INSTRUCTIONS FOR THE TASK
Every entry must be copied word for word.

MATERIAL FOR THE TASK

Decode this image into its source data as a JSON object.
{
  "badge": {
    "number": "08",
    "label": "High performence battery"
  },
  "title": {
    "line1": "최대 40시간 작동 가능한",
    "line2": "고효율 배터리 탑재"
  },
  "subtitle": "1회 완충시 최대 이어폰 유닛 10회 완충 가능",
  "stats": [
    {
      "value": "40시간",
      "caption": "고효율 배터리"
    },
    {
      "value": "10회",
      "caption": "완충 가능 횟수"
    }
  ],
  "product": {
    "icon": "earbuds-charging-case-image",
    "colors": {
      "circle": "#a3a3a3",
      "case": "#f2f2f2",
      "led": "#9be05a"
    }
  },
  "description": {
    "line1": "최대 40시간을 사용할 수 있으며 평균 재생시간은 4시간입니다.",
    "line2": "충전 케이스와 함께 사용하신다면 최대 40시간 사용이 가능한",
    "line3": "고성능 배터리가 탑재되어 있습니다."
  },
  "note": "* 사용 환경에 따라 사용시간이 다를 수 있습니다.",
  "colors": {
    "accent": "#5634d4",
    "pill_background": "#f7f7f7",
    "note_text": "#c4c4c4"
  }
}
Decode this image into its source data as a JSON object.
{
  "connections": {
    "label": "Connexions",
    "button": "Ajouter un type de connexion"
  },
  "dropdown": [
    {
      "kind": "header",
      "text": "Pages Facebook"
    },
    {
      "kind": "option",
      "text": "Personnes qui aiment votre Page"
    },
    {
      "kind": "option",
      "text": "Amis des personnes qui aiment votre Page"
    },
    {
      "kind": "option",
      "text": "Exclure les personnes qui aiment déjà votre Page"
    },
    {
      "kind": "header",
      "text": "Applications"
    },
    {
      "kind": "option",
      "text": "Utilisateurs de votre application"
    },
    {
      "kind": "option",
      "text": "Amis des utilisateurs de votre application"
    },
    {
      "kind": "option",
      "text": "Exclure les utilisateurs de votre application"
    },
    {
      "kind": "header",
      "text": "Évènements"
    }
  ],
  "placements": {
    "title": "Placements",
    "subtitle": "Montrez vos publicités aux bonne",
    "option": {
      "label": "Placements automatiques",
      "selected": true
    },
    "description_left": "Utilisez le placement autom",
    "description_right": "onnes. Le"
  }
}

ANSWER BELOW
Decode this image into its source data as a JSON object.
{
  "badge": {
    "number": "08",
    "label": "High performence battery"
  },
  "title": {
    "line1": "최대 40시간 작동 가능한",
    "line2": "고효율 배터리 탑재"
  },
  "subtitle": "1회 완충시 최대 이어폰 유닛 10회 완충 가능",
  "stats": [
    {
      "value": "40시간",
      "caption": "고효율 배터리"
    },
    {
      "value": "10회",
      "caption": "완충 가능 횟수"
    }
  ],
  "product": {
    "icon": "earbuds-charging-case-image",
    "colors": {
      "circle": "#a3a3a3",
      "case": "#f2f2f2",
      "led": "#9be05a"
    }
  },
  "description": {
    "line1": "최대 40시간을 사용할 수 있으며 평균 재생시간은 4시간입니다.",
    "line2": "충전 케이스와 함께 사용하신다면 최대 40시간 사용이 가능한",
    "line3": "고성능 배터리가 탑재되어 있습니다."
  },
  "note": "* 사용 환경에 따라 사용시간이 다를 수 있습니다.",
  "colors": {
    "accent": "#5634d4",
    "pill_background": "#f7f7f7",
    "note_text": "#c4c4c4"
  }
}
Decode this image into its source data as a JSON object.
{
  "connections": {
    "label": "Connexions",
    "button": "Ajouter un type de connexion"
  },
  "dropdown": [
    {
      "kind": "header",
      "text": "Pages Facebook"
    },
    {
      "kind": "option",
      "text": "Personnes qui aiment votre Page"
    },
    {
      "kind": "option",
      "text": "Amis des personnes qui aiment votre Page"
    },
    {
      "kind": "option",
      "text": "Exclure les personnes qui aiment déjà votre Page"
    },
    {
      "kind": "header",
      "text": "Applications"
    },
    {
      "kind": "option",
      "text": "Utilisateurs de votre application"
    },
    {
      "kind": "option",
      "text": "Amis des utilisateurs de votre application"
    },
    {
      "kind": "option",
      "text": "Exclure les utilisateurs de votre application"
    },
    {
      "kind": "header",
      "text": "Évènements"
    }
  ],
  "placements": {
    "title": "Placements",
    "subtitle": "Montrez vos publicités aux bonne",
    "option": {
      "label": "Placements automatiques",
      "selected": true
    },
    "description_left": "Utilisez le placement autom",
    "description_right": "onnes. Le"
  }
}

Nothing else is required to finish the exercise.